══ Given information ══

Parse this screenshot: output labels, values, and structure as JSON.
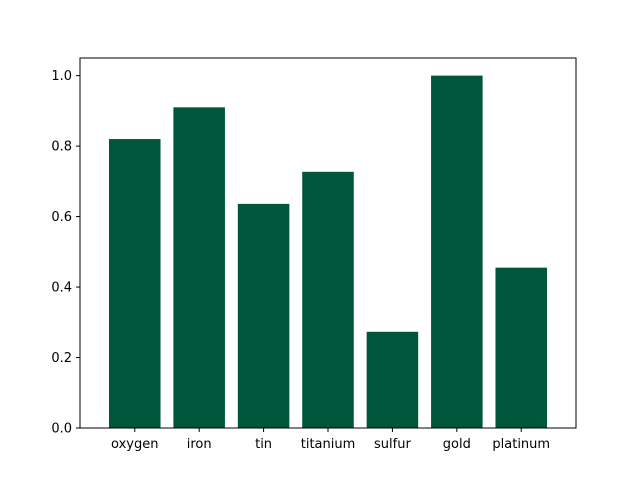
{
  "chart_data": {
    "type": "bar",
    "title": "",
    "xlabel": "",
    "ylabel": "",
    "categories": [
      "oxygen",
      "iron",
      "tin",
      "titanium",
      "sulfur",
      "gold",
      "platinum"
    ],
    "values": [
      0.82,
      0.91,
      0.636,
      0.727,
      0.273,
      1.0,
      0.455
    ],
    "ylim": [
      0,
      1.05
    ],
    "yticks": [
      0.0,
      0.2,
      0.4,
      0.6,
      0.8,
      1.0
    ],
    "ytick_labels": [
      "0.0",
      "0.2",
      "0.4",
      "0.6",
      "0.8",
      "1.0"
    ],
    "bar_color": "#00563b",
    "grid": false,
    "legend": "none"
  }
}
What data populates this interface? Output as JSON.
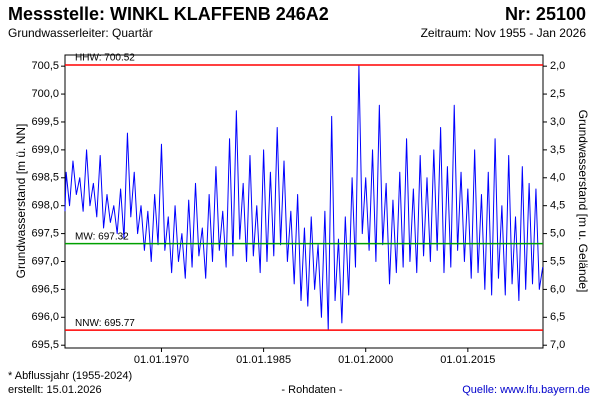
{
  "chart_data": {
    "type": "line",
    "title": "Messstelle: WINKL KLAFFENB 246A2",
    "number": "Nr: 25100",
    "subtitle": "Grundwasserleiter: Quartär",
    "period": "Zeitraum: Nov 1955 - Jan 2026",
    "ylabel": "Grundwasserstand [m ü. NN]",
    "y2label": "Grundwasserstand [m u. Gelände]",
    "footnote": "* Abflussjahr (1955-2024)",
    "created": "erstellt:  15.01.2026",
    "data_note": "- Rohdaten -",
    "source": "Quelle:  www.lfu.bayern.de",
    "xlim": [
      "1955-11-01",
      "2026-01-15"
    ],
    "xticks": [
      {
        "value": "1970-01-01",
        "label": "01.01.1970"
      },
      {
        "value": "1985-01-01",
        "label": "01.01.1985"
      },
      {
        "value": "2000-01-01",
        "label": "01.01.2000"
      },
      {
        "value": "2015-01-01",
        "label": "01.01.2015"
      }
    ],
    "ylim": [
      695.45,
      700.7
    ],
    "yticks": [
      {
        "value": 695.5,
        "label": "695,5"
      },
      {
        "value": 696,
        "label": "696,0"
      },
      {
        "value": 696.5,
        "label": "696,5"
      },
      {
        "value": 697,
        "label": "697,0"
      },
      {
        "value": 697.5,
        "label": "697,5"
      },
      {
        "value": 698,
        "label": "698,0"
      },
      {
        "value": 698.5,
        "label": "698,5"
      },
      {
        "value": 699,
        "label": "699,0"
      },
      {
        "value": 699.5,
        "label": "699,5"
      },
      {
        "value": 700,
        "label": "700,0"
      },
      {
        "value": 700.5,
        "label": "700,5"
      }
    ],
    "y2lim": [
      7.05,
      1.8
    ],
    "y2ticks": [
      {
        "value": 2,
        "label": "2,0"
      },
      {
        "value": 2.5,
        "label": "2,5"
      },
      {
        "value": 3,
        "label": "3,0"
      },
      {
        "value": 3.5,
        "label": "3,5"
      },
      {
        "value": 4,
        "label": "4,0"
      },
      {
        "value": 4.5,
        "label": "4,5"
      },
      {
        "value": 5,
        "label": "5,0"
      },
      {
        "value": 5.5,
        "label": "5,5"
      },
      {
        "value": 6,
        "label": "6,0"
      },
      {
        "value": 6.5,
        "label": "6,5"
      },
      {
        "value": 7,
        "label": "7,0"
      }
    ],
    "ref_lines": [
      {
        "label": "HHW: 700.52",
        "value": 700.52,
        "color": "#ff0000"
      },
      {
        "label": "MW: 697.32",
        "value": 697.32,
        "color": "#00a000"
      },
      {
        "label": "NNW: 695.77",
        "value": 695.77,
        "color": "#ff0000"
      }
    ],
    "x": [
      "1955-11-01",
      "1956-01-01",
      "1956-07-01",
      "1957-01-01",
      "1957-07-01",
      "1958-01-01",
      "1958-07-01",
      "1959-01-01",
      "1959-07-01",
      "1960-01-01",
      "1960-07-01",
      "1961-01-01",
      "1961-07-01",
      "1962-01-01",
      "1962-07-01",
      "1963-01-01",
      "1963-07-01",
      "1964-01-01",
      "1964-07-01",
      "1965-01-01",
      "1965-07-01",
      "1966-01-01",
      "1966-07-01",
      "1967-01-01",
      "1967-07-01",
      "1968-01-01",
      "1968-07-01",
      "1969-01-01",
      "1969-07-01",
      "1970-01-01",
      "1970-07-01",
      "1971-01-01",
      "1971-07-01",
      "1972-01-01",
      "1972-07-01",
      "1973-01-01",
      "1973-07-01",
      "1974-01-01",
      "1974-07-01",
      "1975-01-01",
      "1975-07-01",
      "1976-01-01",
      "1976-07-01",
      "1977-01-01",
      "1977-07-01",
      "1978-01-01",
      "1978-07-01",
      "1979-01-01",
      "1979-07-01",
      "1980-01-01",
      "1980-07-01",
      "1981-01-01",
      "1981-07-01",
      "1982-01-01",
      "1982-07-01",
      "1983-01-01",
      "1983-07-01",
      "1984-01-01",
      "1984-07-01",
      "1985-01-01",
      "1985-07-01",
      "1986-01-01",
      "1986-07-01",
      "1987-01-01",
      "1987-07-01",
      "1988-01-01",
      "1988-07-01",
      "1989-01-01",
      "1989-07-01",
      "1990-01-01",
      "1990-07-01",
      "1991-01-01",
      "1991-07-01",
      "1992-01-01",
      "1992-07-01",
      "1993-01-01",
      "1993-07-01",
      "1994-01-01",
      "1994-07-01",
      "1995-01-01",
      "1995-07-01",
      "1996-01-01",
      "1996-07-01",
      "1997-01-01",
      "1997-07-01",
      "1998-01-01",
      "1998-07-01",
      "1999-01-01",
      "1999-07-01",
      "2000-01-01",
      "2000-07-01",
      "2001-01-01",
      "2001-07-01",
      "2002-01-01",
      "2002-07-01",
      "2003-01-01",
      "2003-07-01",
      "2004-01-01",
      "2004-07-01",
      "2005-01-01",
      "2005-07-01",
      "2006-01-01",
      "2006-07-01",
      "2007-01-01",
      "2007-07-01",
      "2008-01-01",
      "2008-07-01",
      "2009-01-01",
      "2009-07-01",
      "2010-01-01",
      "2010-07-01",
      "2011-01-01",
      "2011-07-01",
      "2012-01-01",
      "2012-07-01",
      "2013-01-01",
      "2013-07-01",
      "2014-01-01",
      "2014-07-01",
      "2015-01-01",
      "2015-07-01",
      "2016-01-01",
      "2016-07-01",
      "2017-01-01",
      "2017-07-01",
      "2018-01-01",
      "2018-07-01",
      "2019-01-01",
      "2019-07-01",
      "2020-01-01",
      "2020-07-01",
      "2021-01-01",
      "2021-07-01",
      "2022-01-01",
      "2022-07-01",
      "2023-01-01",
      "2023-07-01",
      "2024-01-01",
      "2024-07-01",
      "2025-01-01",
      "2025-07-01",
      "2026-01-01"
    ],
    "series": [
      {
        "color": "#0000ff",
        "values": [
          697.9,
          698.6,
          698.0,
          698.8,
          698.2,
          698.5,
          697.9,
          699.0,
          698.0,
          698.4,
          697.8,
          698.9,
          697.6,
          698.2,
          697.7,
          698.0,
          697.5,
          698.3,
          697.4,
          699.3,
          697.8,
          698.6,
          697.5,
          698.0,
          697.2,
          697.9,
          697.0,
          698.2,
          697.3,
          699.1,
          697.2,
          697.8,
          696.8,
          698.0,
          697.0,
          697.5,
          696.7,
          698.1,
          696.9,
          698.4,
          697.1,
          697.6,
          696.7,
          698.2,
          697.0,
          698.7,
          697.2,
          697.9,
          696.9,
          699.2,
          697.1,
          699.7,
          697.4,
          698.4,
          697.0,
          698.9,
          697.1,
          698.0,
          696.8,
          699.0,
          697.0,
          698.6,
          697.1,
          699.4,
          697.3,
          698.8,
          697.0,
          697.9,
          696.6,
          698.2,
          696.3,
          697.6,
          696.2,
          697.8,
          696.5,
          697.3,
          696.0,
          697.9,
          695.77,
          699.6,
          696.3,
          697.4,
          695.9,
          697.8,
          696.4,
          698.5,
          696.9,
          700.52,
          697.5,
          698.5,
          697.2,
          699.0,
          697.0,
          699.8,
          697.3,
          698.4,
          696.6,
          698.1,
          696.8,
          698.6,
          696.9,
          699.2,
          697.0,
          698.3,
          696.8,
          698.9,
          697.1,
          698.5,
          697.0,
          699.0,
          697.2,
          699.4,
          696.8,
          698.7,
          696.9,
          699.8,
          697.2,
          698.6,
          697.0,
          698.3,
          696.7,
          699.0,
          696.8,
          698.2,
          696.5,
          698.6,
          696.4,
          699.2,
          696.7,
          698.0,
          696.4,
          698.9,
          696.6,
          697.8,
          696.3,
          698.7,
          696.5,
          698.4,
          696.6,
          698.3,
          696.5,
          696.9
        ]
      }
    ]
  }
}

═══

Stated problem
Copy each line holding the word "JSON" from the listing above.

Full solution
Parse this screenshot: output labels, values, and structure as JSON.
What data populates this interface? Output as JSON.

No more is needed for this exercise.